(Collected data)

>>>

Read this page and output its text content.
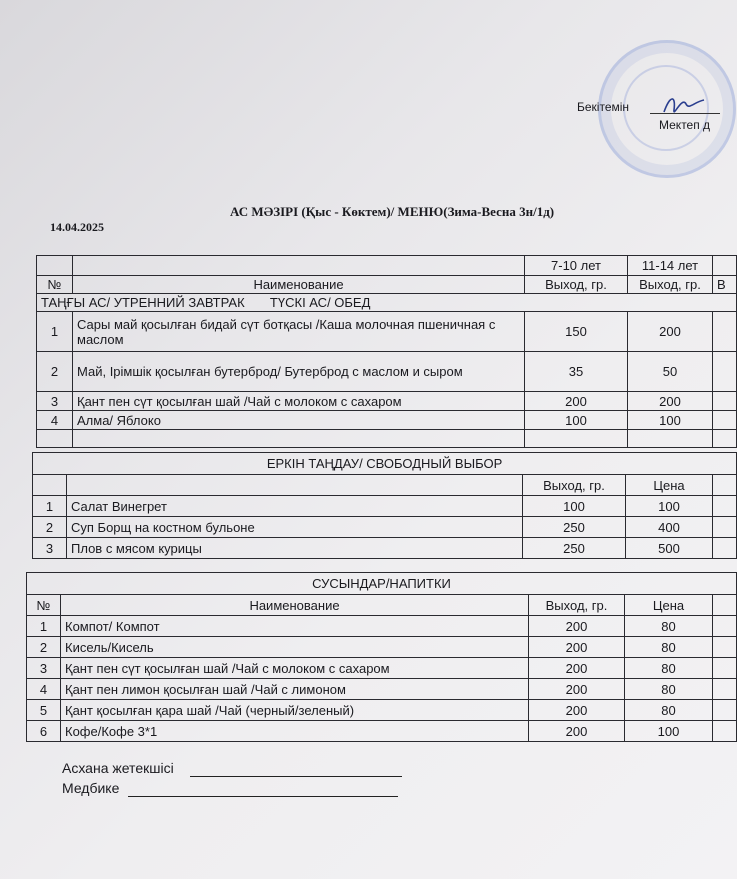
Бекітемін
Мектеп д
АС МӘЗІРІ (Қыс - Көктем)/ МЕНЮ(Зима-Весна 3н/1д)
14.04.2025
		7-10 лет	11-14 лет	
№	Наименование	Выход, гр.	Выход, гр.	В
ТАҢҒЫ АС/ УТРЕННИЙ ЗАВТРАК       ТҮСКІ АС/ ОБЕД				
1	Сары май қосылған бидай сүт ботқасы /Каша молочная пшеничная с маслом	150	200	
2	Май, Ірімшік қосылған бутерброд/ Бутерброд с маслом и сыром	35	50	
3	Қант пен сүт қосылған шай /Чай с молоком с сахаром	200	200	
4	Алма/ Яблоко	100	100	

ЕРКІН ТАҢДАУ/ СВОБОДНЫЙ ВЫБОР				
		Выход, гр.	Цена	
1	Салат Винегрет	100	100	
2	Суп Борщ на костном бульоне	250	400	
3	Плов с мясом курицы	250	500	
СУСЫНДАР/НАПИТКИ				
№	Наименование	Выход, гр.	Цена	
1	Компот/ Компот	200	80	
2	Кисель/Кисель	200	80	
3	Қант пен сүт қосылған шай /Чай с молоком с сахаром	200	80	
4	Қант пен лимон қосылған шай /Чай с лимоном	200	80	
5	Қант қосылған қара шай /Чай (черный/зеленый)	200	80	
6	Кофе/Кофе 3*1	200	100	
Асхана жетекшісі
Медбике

<<<

GOAL
All records must be output exactly as they are, except for the pictures, which are left out.

EXERCISE SOLUTION
Read this page and output its text content.
Бекітемін
Мектеп д
АС МӘЗІРІ (Қыс - Көктем)/ МЕНЮ(Зима-Весна 3н/1д)
14.04.2025
		7-10 лет	11-14 лет	
№	Наименование	Выход, гр.	Выход, гр.	В
ТАҢҒЫ АС/ УТРЕННИЙ ЗАВТРАК       ТҮСКІ АС/ ОБЕД				
1	Сары май қосылған бидай сүт ботқасы /Каша молочная пшеничная с маслом	150	200	
2	Май, Ірімшік қосылған бутерброд/ Бутерброд с маслом и сыром	35	50	
3	Қант пен сүт қосылған шай /Чай с молоком с сахаром	200	200	
4	Алма/ Яблоко	100	100	

ЕРКІН ТАҢДАУ/ СВОБОДНЫЙ ВЫБОР				
		Выход, гр.	Цена	
1	Салат Винегрет	100	100	
2	Суп Борщ на костном бульоне	250	400	
3	Плов с мясом курицы	250	500	
СУСЫНДАР/НАПИТКИ				
№	Наименование	Выход, гр.	Цена	
1	Компот/ Компот	200	80	
2	Кисель/Кисель	200	80	
3	Қант пен сүт қосылған шай /Чай с молоком с сахаром	200	80	
4	Қант пен лимон қосылған шай /Чай с лимоном	200	80	
5	Қант қосылған қара шай /Чай (черный/зеленый)	200	80	
6	Кофе/Кофе 3*1	200	100	
Асхана жетекшісі
Медбике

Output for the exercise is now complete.